Work to do: Gather each line in the entries that includes the string "QALYs".

···

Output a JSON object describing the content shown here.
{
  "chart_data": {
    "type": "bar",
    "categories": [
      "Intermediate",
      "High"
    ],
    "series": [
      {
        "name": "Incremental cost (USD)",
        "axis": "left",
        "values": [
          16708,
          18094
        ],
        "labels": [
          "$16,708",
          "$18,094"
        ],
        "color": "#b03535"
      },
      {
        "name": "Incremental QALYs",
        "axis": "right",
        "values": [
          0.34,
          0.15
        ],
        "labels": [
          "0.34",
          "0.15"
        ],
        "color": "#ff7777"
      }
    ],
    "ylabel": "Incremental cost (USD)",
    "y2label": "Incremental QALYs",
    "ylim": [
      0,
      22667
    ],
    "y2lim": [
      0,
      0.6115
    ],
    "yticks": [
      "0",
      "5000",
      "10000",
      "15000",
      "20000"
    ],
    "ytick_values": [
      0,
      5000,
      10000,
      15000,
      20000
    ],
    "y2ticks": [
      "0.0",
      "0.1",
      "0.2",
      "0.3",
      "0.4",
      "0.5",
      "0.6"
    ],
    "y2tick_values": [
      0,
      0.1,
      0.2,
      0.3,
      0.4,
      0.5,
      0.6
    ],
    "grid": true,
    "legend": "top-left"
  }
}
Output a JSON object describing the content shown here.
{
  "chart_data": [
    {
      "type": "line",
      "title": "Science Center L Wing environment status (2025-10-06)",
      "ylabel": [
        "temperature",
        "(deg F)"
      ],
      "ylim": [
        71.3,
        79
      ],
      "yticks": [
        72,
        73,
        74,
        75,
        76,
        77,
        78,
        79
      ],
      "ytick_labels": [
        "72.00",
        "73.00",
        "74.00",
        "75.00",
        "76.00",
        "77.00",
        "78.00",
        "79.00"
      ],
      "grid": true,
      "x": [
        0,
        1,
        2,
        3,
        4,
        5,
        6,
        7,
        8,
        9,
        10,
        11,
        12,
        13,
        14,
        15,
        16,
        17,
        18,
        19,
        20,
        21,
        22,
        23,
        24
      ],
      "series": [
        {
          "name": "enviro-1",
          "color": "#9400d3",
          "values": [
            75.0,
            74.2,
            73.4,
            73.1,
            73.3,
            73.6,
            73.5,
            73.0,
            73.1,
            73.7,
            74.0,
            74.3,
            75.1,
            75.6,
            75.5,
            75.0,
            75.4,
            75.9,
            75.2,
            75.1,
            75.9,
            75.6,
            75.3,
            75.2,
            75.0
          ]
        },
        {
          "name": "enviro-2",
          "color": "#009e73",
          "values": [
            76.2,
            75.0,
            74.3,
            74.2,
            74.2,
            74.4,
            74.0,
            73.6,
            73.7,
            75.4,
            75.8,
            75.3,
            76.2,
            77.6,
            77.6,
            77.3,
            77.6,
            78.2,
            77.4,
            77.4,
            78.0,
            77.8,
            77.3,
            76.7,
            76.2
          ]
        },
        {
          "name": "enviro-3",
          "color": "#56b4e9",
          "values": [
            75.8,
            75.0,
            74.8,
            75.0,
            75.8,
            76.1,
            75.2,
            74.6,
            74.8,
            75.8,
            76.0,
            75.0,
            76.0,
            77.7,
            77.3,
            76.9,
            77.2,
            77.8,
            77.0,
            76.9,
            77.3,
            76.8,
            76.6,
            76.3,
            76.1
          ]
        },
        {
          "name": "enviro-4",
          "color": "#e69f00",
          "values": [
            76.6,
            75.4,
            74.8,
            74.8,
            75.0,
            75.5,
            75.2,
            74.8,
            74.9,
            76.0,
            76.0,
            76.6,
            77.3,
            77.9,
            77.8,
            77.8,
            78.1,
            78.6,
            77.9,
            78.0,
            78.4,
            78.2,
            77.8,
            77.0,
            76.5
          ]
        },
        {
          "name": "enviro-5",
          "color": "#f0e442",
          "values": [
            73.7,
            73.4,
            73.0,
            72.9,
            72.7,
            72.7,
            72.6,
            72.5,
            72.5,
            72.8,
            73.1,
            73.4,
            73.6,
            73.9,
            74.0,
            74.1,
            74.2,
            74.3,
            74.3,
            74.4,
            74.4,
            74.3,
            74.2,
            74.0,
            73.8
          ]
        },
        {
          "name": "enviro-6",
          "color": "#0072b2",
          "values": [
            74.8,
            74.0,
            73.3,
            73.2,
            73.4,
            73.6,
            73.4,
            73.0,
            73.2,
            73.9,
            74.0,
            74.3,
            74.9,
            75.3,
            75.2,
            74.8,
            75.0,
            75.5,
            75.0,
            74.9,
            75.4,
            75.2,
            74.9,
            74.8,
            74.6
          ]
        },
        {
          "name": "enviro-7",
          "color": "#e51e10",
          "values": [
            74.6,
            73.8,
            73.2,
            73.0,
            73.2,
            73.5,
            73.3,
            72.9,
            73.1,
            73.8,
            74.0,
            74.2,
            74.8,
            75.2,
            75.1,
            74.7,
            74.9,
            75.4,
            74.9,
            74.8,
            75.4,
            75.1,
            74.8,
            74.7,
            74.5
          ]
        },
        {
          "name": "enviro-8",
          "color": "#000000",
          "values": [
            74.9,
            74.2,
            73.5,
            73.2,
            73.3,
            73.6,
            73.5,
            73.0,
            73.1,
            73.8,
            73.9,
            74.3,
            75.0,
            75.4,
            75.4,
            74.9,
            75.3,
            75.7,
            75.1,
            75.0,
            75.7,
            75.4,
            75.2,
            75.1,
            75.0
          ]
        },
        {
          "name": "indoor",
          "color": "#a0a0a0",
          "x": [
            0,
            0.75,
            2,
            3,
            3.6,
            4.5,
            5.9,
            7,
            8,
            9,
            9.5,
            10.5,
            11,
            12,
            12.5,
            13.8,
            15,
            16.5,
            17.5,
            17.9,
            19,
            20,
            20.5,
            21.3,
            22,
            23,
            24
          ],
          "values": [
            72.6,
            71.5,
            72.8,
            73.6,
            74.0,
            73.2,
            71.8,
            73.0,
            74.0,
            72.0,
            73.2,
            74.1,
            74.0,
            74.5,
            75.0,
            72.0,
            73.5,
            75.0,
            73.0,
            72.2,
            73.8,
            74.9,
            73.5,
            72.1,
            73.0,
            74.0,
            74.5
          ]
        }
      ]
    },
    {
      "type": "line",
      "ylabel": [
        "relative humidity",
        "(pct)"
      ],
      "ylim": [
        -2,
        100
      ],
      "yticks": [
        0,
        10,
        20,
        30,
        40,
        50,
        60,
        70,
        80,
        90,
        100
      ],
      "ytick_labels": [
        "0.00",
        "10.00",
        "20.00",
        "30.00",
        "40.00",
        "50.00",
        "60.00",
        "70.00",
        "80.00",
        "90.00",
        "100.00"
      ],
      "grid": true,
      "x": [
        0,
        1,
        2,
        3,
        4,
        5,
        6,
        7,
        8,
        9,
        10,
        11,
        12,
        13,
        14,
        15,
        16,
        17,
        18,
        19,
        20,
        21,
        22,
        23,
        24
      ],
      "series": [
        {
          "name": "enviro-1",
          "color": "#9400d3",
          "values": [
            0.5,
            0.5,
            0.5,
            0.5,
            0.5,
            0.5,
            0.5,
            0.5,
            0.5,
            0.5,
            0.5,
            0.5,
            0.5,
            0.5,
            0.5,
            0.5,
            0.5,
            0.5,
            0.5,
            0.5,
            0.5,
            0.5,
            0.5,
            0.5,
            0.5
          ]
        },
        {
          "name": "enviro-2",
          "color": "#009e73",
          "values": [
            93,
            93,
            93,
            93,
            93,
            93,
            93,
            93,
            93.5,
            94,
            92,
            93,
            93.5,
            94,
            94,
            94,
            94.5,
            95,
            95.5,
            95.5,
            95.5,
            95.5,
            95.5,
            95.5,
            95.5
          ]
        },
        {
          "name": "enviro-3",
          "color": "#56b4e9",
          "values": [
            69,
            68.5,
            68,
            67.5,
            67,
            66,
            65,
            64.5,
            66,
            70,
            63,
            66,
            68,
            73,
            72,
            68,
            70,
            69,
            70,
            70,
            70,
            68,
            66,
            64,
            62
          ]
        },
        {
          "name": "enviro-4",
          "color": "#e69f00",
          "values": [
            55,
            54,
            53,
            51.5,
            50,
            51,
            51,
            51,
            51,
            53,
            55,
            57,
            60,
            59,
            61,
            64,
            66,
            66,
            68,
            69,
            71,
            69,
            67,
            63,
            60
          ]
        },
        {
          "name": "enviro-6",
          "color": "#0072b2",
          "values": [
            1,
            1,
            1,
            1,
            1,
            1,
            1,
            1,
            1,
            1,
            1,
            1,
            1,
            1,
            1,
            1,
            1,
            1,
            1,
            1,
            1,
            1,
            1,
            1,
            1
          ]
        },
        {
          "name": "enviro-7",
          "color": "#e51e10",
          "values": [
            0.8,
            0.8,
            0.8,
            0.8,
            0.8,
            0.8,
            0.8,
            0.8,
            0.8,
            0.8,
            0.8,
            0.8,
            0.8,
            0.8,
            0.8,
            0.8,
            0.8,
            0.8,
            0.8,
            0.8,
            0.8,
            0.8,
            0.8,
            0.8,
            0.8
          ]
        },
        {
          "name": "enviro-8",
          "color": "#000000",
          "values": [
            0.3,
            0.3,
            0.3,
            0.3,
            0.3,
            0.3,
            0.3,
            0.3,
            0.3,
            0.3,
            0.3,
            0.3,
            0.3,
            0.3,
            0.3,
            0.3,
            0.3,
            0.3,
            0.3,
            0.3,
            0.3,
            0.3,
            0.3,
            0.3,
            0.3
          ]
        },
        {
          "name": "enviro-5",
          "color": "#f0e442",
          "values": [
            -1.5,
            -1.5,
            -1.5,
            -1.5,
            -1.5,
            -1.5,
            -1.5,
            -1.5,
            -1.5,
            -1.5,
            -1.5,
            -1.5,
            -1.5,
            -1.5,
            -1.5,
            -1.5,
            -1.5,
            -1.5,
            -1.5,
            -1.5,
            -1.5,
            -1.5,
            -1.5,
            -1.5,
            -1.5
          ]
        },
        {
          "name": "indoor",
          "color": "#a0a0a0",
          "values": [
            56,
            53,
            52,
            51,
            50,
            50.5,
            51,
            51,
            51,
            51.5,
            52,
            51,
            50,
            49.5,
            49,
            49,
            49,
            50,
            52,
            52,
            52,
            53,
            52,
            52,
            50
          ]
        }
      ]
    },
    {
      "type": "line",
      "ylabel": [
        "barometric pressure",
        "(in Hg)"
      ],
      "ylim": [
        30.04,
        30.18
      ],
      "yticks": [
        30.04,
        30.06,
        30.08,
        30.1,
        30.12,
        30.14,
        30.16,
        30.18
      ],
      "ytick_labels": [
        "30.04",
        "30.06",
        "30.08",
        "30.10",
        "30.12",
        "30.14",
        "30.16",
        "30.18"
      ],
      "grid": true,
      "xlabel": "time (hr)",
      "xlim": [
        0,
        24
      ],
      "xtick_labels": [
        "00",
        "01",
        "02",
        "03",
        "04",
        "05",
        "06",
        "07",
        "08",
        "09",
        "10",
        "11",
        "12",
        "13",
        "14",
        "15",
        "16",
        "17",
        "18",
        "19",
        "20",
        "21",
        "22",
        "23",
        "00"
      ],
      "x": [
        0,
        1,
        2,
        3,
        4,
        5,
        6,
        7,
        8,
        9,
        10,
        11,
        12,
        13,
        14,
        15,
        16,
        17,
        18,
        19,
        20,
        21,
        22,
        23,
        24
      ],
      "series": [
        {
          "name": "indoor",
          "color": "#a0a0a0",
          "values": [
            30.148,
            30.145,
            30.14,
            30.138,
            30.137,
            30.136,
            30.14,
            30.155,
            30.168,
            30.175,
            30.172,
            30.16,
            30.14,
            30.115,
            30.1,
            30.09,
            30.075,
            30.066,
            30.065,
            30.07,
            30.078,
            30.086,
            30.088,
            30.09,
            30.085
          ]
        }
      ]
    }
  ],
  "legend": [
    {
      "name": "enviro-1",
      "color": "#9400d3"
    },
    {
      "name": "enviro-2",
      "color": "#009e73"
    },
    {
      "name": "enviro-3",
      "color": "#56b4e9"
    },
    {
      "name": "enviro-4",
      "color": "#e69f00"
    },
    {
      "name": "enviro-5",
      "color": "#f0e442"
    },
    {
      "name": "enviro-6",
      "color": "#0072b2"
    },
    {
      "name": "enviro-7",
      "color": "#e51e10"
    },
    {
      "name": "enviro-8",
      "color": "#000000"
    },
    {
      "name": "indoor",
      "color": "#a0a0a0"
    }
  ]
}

···

The result:
        "name": "Incremental QALYs",
    "y2label": "Incremental QALYs",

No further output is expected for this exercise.